→ TASK INPUTS:
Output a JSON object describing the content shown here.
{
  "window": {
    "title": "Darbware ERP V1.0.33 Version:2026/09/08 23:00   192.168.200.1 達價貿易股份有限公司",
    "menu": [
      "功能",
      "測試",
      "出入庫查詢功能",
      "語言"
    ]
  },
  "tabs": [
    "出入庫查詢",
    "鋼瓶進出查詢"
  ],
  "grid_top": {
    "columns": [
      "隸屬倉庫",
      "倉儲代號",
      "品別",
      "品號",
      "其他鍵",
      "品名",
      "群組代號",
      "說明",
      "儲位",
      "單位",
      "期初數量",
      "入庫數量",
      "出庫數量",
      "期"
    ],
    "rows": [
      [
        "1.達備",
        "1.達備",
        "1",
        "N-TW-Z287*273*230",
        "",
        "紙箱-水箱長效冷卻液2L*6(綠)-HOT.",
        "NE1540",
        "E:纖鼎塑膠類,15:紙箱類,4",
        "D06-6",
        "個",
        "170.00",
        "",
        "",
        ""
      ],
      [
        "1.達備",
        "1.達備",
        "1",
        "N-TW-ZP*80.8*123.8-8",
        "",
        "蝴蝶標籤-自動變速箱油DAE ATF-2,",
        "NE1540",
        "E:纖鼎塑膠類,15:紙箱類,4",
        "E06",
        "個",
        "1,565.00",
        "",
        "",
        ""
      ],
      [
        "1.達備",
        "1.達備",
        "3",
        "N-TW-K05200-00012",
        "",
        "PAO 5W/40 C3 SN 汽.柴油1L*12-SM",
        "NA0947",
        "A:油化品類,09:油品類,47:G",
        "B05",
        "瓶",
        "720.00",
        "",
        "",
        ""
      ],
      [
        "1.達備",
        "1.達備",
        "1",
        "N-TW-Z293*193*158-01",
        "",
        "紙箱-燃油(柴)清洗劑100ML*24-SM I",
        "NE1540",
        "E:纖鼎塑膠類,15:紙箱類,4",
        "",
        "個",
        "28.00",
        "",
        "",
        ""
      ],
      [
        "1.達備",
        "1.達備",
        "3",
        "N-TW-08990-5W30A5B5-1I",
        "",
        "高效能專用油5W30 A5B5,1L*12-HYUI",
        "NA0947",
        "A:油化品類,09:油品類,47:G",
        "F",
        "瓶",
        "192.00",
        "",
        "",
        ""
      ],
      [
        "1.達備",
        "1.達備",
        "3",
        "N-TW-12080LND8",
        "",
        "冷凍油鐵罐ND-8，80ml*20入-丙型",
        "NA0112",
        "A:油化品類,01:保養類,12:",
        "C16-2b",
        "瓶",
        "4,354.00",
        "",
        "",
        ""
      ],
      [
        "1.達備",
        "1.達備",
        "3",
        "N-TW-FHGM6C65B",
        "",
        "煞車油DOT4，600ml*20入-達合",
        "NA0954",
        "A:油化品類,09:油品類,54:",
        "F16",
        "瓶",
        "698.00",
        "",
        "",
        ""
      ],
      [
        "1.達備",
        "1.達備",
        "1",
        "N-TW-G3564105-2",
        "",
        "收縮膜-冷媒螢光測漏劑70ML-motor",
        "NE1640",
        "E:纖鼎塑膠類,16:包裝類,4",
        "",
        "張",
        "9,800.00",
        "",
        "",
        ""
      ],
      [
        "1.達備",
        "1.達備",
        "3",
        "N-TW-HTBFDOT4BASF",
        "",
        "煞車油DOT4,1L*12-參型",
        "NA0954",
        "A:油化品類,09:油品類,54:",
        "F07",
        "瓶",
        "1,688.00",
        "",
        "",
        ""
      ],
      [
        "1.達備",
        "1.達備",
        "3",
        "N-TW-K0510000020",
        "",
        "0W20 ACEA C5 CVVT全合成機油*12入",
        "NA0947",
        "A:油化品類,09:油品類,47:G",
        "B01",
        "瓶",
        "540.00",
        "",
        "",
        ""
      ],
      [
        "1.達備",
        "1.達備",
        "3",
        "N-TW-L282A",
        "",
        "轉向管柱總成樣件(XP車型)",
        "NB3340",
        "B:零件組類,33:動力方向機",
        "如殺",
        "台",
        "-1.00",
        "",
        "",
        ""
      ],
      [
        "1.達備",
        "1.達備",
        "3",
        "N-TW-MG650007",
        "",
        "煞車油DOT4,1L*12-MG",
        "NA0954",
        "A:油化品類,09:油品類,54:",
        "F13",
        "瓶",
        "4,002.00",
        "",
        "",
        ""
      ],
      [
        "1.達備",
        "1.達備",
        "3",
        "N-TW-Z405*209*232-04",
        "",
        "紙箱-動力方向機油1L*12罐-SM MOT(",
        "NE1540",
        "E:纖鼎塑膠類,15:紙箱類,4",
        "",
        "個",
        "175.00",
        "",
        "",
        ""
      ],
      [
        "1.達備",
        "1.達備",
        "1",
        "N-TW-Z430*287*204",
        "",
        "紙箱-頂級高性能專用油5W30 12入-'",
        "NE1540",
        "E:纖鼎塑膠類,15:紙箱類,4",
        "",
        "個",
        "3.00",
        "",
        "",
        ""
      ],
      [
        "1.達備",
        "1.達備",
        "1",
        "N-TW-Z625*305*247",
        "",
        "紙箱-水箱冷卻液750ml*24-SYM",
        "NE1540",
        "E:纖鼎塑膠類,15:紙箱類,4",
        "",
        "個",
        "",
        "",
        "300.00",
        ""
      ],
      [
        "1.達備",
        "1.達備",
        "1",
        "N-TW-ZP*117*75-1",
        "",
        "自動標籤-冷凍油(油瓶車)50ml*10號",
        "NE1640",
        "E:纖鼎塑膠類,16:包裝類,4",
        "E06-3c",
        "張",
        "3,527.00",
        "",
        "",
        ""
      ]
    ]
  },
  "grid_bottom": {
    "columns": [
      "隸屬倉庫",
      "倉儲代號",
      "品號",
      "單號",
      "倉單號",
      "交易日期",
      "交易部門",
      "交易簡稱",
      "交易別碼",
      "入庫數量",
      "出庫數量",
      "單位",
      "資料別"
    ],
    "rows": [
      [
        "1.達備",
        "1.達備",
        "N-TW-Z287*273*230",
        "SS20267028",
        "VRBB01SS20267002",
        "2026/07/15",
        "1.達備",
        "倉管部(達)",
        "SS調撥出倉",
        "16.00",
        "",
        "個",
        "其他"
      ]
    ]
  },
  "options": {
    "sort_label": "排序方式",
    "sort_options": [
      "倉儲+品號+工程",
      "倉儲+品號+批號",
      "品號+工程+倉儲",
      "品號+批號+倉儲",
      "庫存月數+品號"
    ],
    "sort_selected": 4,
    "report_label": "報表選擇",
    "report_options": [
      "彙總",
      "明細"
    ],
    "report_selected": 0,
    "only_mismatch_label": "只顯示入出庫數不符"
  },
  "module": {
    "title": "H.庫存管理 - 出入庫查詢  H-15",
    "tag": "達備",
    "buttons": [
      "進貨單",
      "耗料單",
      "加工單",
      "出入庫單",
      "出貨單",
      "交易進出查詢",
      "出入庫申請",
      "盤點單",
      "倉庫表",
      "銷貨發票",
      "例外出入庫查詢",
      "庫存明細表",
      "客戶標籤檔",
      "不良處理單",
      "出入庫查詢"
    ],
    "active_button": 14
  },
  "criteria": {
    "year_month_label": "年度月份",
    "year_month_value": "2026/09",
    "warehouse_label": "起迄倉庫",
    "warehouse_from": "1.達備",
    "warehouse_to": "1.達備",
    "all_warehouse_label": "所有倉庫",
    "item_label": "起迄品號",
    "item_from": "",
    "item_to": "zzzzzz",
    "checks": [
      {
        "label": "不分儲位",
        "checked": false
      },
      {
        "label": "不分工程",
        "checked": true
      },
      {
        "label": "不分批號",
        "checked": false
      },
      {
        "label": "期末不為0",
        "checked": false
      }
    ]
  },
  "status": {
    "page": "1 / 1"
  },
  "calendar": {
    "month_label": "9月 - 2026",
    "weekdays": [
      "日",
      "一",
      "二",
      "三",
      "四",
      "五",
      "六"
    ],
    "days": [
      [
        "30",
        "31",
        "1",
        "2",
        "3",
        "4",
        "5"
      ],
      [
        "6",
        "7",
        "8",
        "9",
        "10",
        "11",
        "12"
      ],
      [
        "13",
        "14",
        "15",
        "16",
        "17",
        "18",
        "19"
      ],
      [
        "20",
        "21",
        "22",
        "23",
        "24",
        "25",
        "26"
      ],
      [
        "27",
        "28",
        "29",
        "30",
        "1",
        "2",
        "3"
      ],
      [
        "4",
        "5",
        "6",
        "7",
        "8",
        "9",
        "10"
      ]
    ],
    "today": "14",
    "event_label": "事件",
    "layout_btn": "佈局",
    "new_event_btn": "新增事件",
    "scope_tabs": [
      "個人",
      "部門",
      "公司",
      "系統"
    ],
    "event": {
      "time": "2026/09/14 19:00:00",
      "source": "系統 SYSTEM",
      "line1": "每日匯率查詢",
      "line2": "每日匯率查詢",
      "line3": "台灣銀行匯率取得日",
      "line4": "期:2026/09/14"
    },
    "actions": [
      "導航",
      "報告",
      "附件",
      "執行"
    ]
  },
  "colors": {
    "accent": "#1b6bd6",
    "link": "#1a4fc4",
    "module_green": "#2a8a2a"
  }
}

→ THE PROBLEM: Copy each line that contains the word "title".

→ TASK RESPONSE:
    "title": "Darbware ERP V1.0.33 Version:2026/09/08 23:00   192.168.200.1 達價貿易股份有限公司",
    "title": "H.庫存管理 - 出入庫查詢  H-15",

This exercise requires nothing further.